>> Start

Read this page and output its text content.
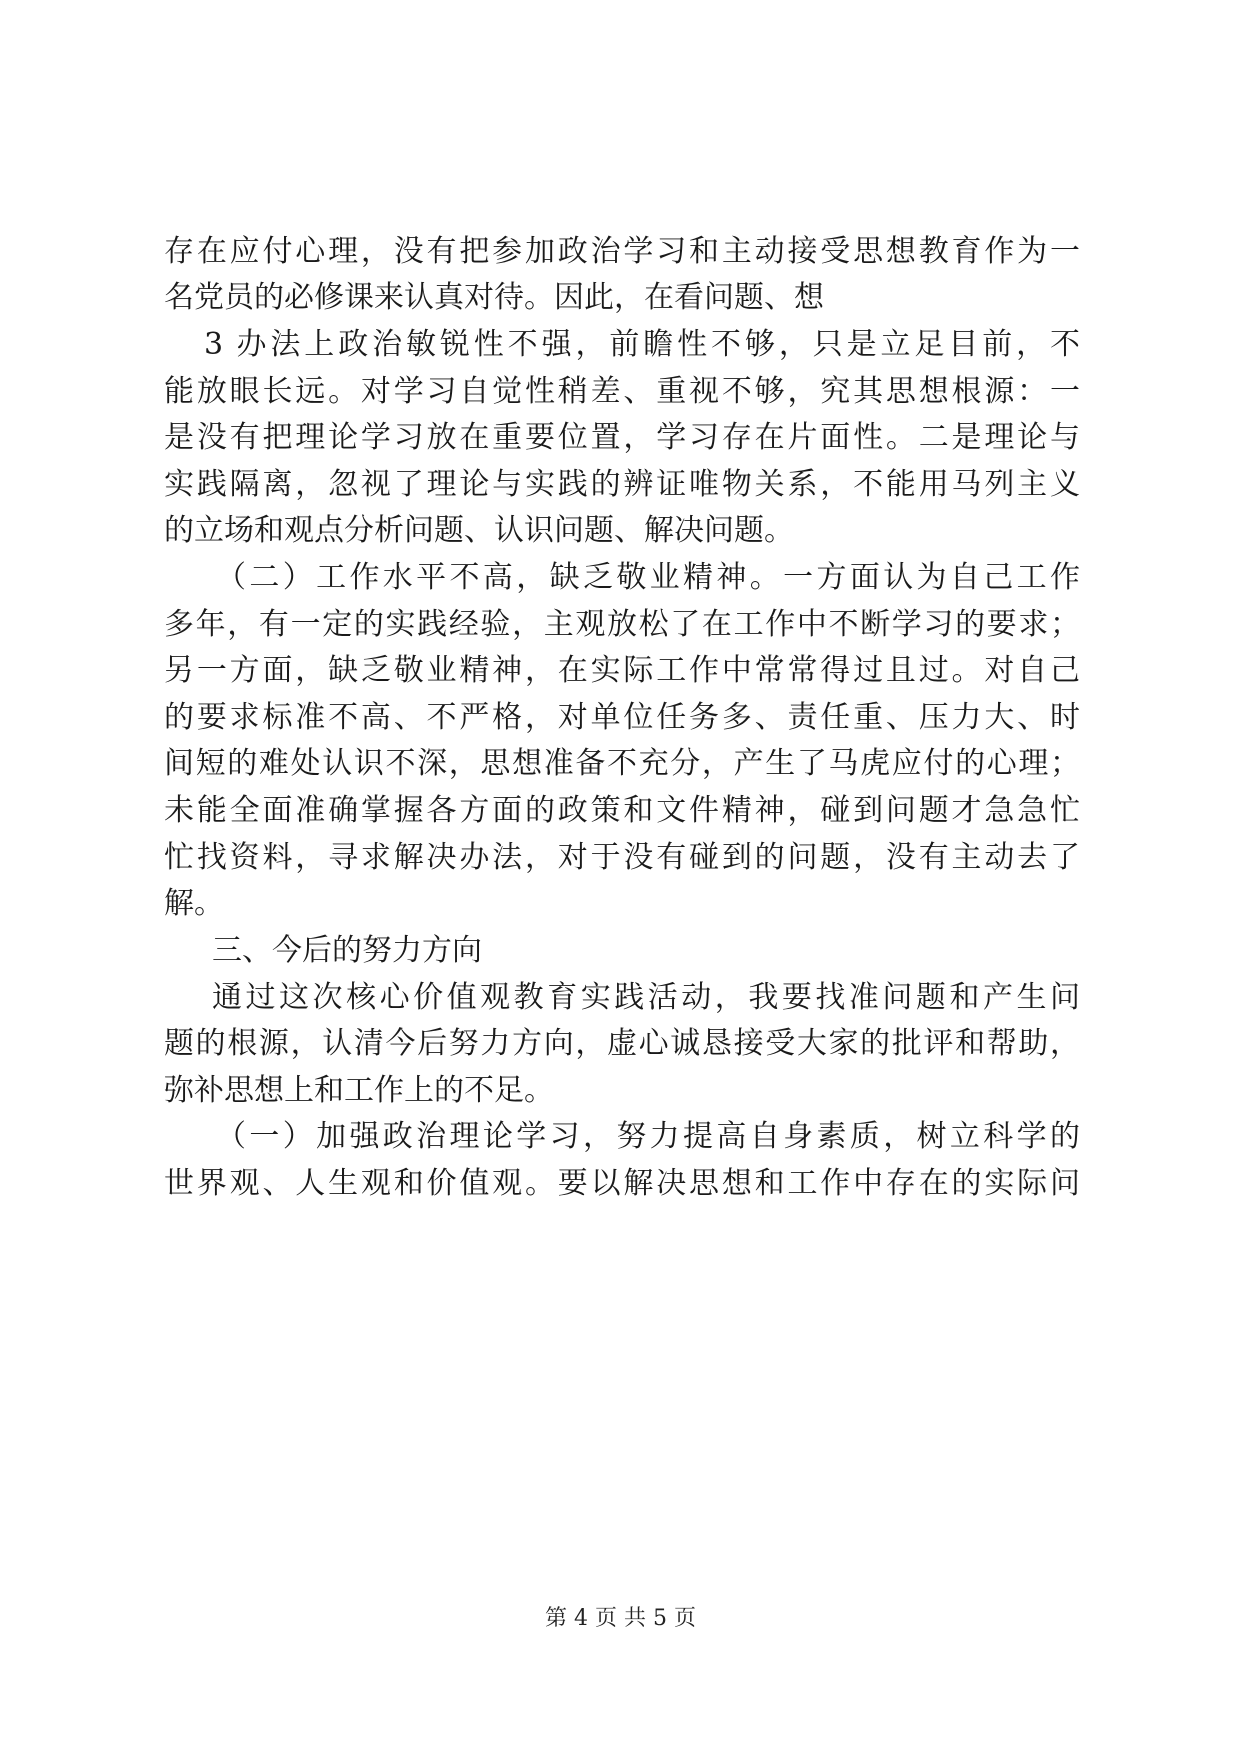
存在应付心理，没有把参加政治学习和主动接受思想教育作为一
名党员的必修课来认真对待。因此，在看问题、想
3 办法上政治敏锐性不强，前瞻性不够，只是立足目前，不
能放眼长远。对学习自觉性稍差、重视不够，究其思想根源：一
是没有把理论学习放在重要位置，学习存在片面性。二是理论与
实践隔离，忽视了理论与实践的辨证唯物关系，不能用马列主义
的立场和观点分析问题、认识问题、解决问题。
（二）工作水平不高，缺乏敬业精神。一方面认为自己工作
多年，有一定的实践经验，主观放松了在工作中不断学习的要求；
另一方面，缺乏敬业精神，在实际工作中常常得过且过。对自己
的要求标准不高、不严格，对单位任务多、责任重、压力大、时
间短的难处认识不深，思想准备不充分，产生了马虎应付的心理；
未能全面准确掌握各方面的政策和文件精神，碰到问题才急急忙
忙找资料，寻求解决办法，对于没有碰到的问题，没有主动去了
解。
三、今后的努力方向
通过这次核心价值观教育实践活动，我要找准问题和产生问
题的根源，认清今后努力方向，虚心诚恳接受大家的批评和帮助，
弥补思想上和工作上的不足。
（一）加强政治理论学习，努力提高自身素质，树立科学的
世界观、人生观和价值观。要以解决思想和工作中存在的实际问
第 4 页 共 5 页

>> End

WORK REQUIRED = Copy the data exactly. Any picture it contains is to be omitted.

EXERCISE ANSWER =
Read this page and output its text content.
存在应付心理，没有把参加政治学习和主动接受思想教育作为一
名党员的必修课来认真对待。因此，在看问题、想
3 办法上政治敏锐性不强，前瞻性不够，只是立足目前，不
能放眼长远。对学习自觉性稍差、重视不够，究其思想根源：一
是没有把理论学习放在重要位置，学习存在片面性。二是理论与
实践隔离，忽视了理论与实践的辨证唯物关系，不能用马列主义
的立场和观点分析问题、认识问题、解决问题。
（二）工作水平不高，缺乏敬业精神。一方面认为自己工作
多年，有一定的实践经验，主观放松了在工作中不断学习的要求；
另一方面，缺乏敬业精神，在实际工作中常常得过且过。对自己
的要求标准不高、不严格，对单位任务多、责任重、压力大、时
间短的难处认识不深，思想准备不充分，产生了马虎应付的心理；
未能全面准确掌握各方面的政策和文件精神，碰到问题才急急忙
忙找资料，寻求解决办法，对于没有碰到的问题，没有主动去了
解。
三、今后的努力方向
通过这次核心价值观教育实践活动，我要找准问题和产生问
题的根源，认清今后努力方向，虚心诚恳接受大家的批评和帮助，
弥补思想上和工作上的不足。
（一）加强政治理论学习，努力提高自身素质，树立科学的
世界观、人生观和价值观。要以解决思想和工作中存在的实际问
第 4 页 共 5 页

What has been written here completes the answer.